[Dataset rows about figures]
○ ○ ○
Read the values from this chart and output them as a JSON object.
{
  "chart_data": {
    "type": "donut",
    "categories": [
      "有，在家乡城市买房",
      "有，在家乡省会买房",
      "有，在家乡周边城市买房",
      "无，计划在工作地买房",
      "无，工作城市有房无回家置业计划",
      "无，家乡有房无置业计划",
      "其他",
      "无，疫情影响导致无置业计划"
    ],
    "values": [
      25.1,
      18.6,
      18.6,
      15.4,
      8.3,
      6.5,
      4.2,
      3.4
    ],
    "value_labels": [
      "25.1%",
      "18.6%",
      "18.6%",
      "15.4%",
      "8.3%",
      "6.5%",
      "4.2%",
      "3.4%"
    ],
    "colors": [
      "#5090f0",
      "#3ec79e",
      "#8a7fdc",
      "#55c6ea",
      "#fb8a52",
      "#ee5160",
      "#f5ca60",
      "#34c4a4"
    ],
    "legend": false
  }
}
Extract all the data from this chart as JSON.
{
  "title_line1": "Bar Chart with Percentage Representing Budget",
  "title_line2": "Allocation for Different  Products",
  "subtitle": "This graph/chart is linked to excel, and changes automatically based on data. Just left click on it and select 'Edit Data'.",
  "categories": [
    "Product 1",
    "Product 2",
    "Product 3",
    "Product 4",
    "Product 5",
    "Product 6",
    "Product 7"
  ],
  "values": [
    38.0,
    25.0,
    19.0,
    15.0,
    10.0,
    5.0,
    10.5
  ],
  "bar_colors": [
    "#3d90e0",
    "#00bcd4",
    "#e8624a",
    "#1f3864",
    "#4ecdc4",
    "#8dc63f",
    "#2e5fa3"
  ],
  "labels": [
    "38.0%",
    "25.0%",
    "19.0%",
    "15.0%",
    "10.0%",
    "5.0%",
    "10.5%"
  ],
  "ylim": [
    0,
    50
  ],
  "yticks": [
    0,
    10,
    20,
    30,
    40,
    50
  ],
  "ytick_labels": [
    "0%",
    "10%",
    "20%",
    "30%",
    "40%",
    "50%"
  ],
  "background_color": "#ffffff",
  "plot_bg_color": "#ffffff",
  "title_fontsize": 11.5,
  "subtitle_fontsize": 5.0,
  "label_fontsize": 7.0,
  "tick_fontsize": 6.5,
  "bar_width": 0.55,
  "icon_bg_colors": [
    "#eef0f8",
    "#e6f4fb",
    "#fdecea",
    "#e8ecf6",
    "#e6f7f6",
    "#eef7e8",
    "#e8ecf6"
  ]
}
○ ○ ○
> _Exercise description_: Write out each line of the data above again, exactly as given.

> _Result for this exercise_:
Read the values from this chart and output them as a JSON object.
{
  "chart_data": {
    "type": "donut",
    "categories": [
      "有，在家乡城市买房",
      "有，在家乡省会买房",
      "有，在家乡周边城市买房",
      "无，计划在工作地买房",
      "无，工作城市有房无回家置业计划",
      "无，家乡有房无置业计划",
      "其他",
      "无，疫情影响导致无置业计划"
    ],
    "values": [
      25.1,
      18.6,
      18.6,
      15.4,
      8.3,
      6.5,
      4.2,
      3.4
    ],
    "value_labels": [
      "25.1%",
      "18.6%",
      "18.6%",
      "15.4%",
      "8.3%",
      "6.5%",
      "4.2%",
      "3.4%"
    ],
    "colors": [
      "#5090f0",
      "#3ec79e",
      "#8a7fdc",
      "#55c6ea",
      "#fb8a52",
      "#ee5160",
      "#f5ca60",
      "#34c4a4"
    ],
    "legend": false
  }
}
Extract all the data from this chart as JSON.
{
  "title_line1": "Bar Chart with Percentage Representing Budget",
  "title_line2": "Allocation for Different  Products",
  "subtitle": "This graph/chart is linked to excel, and changes automatically based on data. Just left click on it and select 'Edit Data'.",
  "categories": [
    "Product 1",
    "Product 2",
    "Product 3",
    "Product 4",
    "Product 5",
    "Product 6",
    "Product 7"
  ],
  "values": [
    38.0,
    25.0,
    19.0,
    15.0,
    10.0,
    5.0,
    10.5
  ],
  "bar_colors": [
    "#3d90e0",
    "#00bcd4",
    "#e8624a",
    "#1f3864",
    "#4ecdc4",
    "#8dc63f",
    "#2e5fa3"
  ],
  "labels": [
    "38.0%",
    "25.0%",
    "19.0%",
    "15.0%",
    "10.0%",
    "5.0%",
    "10.5%"
  ],
  "ylim": [
    0,
    50
  ],
  "yticks": [
    0,
    10,
    20,
    30,
    40,
    50
  ],
  "ytick_labels": [
    "0%",
    "10%",
    "20%",
    "30%",
    "40%",
    "50%"
  ],
  "background_color": "#ffffff",
  "plot_bg_color": "#ffffff",
  "title_fontsize": 11.5,
  "subtitle_fontsize": 5.0,
  "label_fontsize": 7.0,
  "tick_fontsize": 6.5,
  "bar_width": 0.55,
  "icon_bg_colors": [
    "#eef0f8",
    "#e6f4fb",
    "#fdecea",
    "#e8ecf6",
    "#e6f7f6",
    "#eef7e8",
    "#e8ecf6"
  ]
}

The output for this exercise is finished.